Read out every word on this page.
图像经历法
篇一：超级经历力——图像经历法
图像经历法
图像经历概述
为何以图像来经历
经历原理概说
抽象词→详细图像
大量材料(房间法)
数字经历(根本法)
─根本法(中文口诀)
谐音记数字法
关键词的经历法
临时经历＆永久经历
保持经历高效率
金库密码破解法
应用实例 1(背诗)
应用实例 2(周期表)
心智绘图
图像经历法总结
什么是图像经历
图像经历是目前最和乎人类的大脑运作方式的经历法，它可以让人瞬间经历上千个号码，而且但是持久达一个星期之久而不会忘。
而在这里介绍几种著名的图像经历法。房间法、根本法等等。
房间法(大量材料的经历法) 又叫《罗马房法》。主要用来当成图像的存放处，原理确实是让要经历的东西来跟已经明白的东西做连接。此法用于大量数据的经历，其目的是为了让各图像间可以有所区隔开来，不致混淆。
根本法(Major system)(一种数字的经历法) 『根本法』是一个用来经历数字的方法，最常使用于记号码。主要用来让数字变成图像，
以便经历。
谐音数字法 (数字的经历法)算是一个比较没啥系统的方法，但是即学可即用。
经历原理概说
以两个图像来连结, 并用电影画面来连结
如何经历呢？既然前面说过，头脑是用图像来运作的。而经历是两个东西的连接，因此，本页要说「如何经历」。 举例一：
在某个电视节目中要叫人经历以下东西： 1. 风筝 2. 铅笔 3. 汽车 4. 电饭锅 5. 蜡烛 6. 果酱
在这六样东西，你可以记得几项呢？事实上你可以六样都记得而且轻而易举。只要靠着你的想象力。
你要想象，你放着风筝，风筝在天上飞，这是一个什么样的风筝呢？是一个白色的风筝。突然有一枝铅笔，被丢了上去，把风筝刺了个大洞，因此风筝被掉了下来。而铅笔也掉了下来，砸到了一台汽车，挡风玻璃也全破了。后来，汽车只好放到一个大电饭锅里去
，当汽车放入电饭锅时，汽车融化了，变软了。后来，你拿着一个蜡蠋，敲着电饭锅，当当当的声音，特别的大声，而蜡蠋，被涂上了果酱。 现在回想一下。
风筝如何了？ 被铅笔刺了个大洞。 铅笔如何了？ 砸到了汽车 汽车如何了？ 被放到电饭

*The problem*
Give all the entries again exactly; leave none out.

*In response*
Read out every word on this page.
图像经历法
篇一：超级经历力——图像经历法
图像经历法
图像经历概述
为何以图像来经历
经历原理概说
抽象词→详细图像
大量材料(房间法)
数字经历(根本法)
─根本法(中文口诀)
谐音记数字法
关键词的经历法
临时经历＆永久经历
保持经历高效率
金库密码破解法
应用实例 1(背诗)
应用实例 2(周期表)
心智绘图
图像经历法总结
什么是图像经历
图像经历是目前最和乎人类的大脑运作方式的经历法，它可以让人瞬间经历上千个号码，而且但是持久达一个星期之久而不会忘。
而在这里介绍几种著名的图像经历法。房间法、根本法等等。
房间法(大量材料的经历法) 又叫《罗马房法》。主要用来当成图像的存放处，原理确实是让要经历的东西来跟已经明白的东西做连接。此法用于大量数据的经历，其目的是为了让各图像间可以有所区隔开来，不致混淆。
根本法(Major system)(一种数字的经历法) 『根本法』是一个用来经历数字的方法，最常使用于记号码。主要用来让数字变成图像，
以便经历。
谐音数字法 (数字的经历法)算是一个比较没啥系统的方法，但是即学可即用。
经历原理概说
以两个图像来连结, 并用电影画面来连结
如何经历呢？既然前面说过，头脑是用图像来运作的。而经历是两个东西的连接，因此，本页要说「如何经历」。 举例一：
在某个电视节目中要叫人经历以下东西： 1. 风筝 2. 铅笔 3. 汽车 4. 电饭锅 5. 蜡烛 6. 果酱
在这六样东西，你可以记得几项呢？事实上你可以六样都记得而且轻而易举。只要靠着你的想象力。
你要想象，你放着风筝，风筝在天上飞，这是一个什么样的风筝呢？是一个白色的风筝。突然有一枝铅笔，被丢了上去，把风筝刺了个大洞，因此风筝被掉了下来。而铅笔也掉了下来，砸到了一台汽车，挡风玻璃也全破了。后来，汽车只好放到一个大电饭锅里去
，当汽车放入电饭锅时，汽车融化了，变软了。后来，你拿着一个蜡蠋，敲着电饭锅，当当当的声音，特别的大声，而蜡蠋，被涂上了果酱。 现在回想一下。
风筝如何了？ 被铅笔刺了个大洞。 铅笔如何了？ 砸到了汽车 汽车如何了？ 被放到电饭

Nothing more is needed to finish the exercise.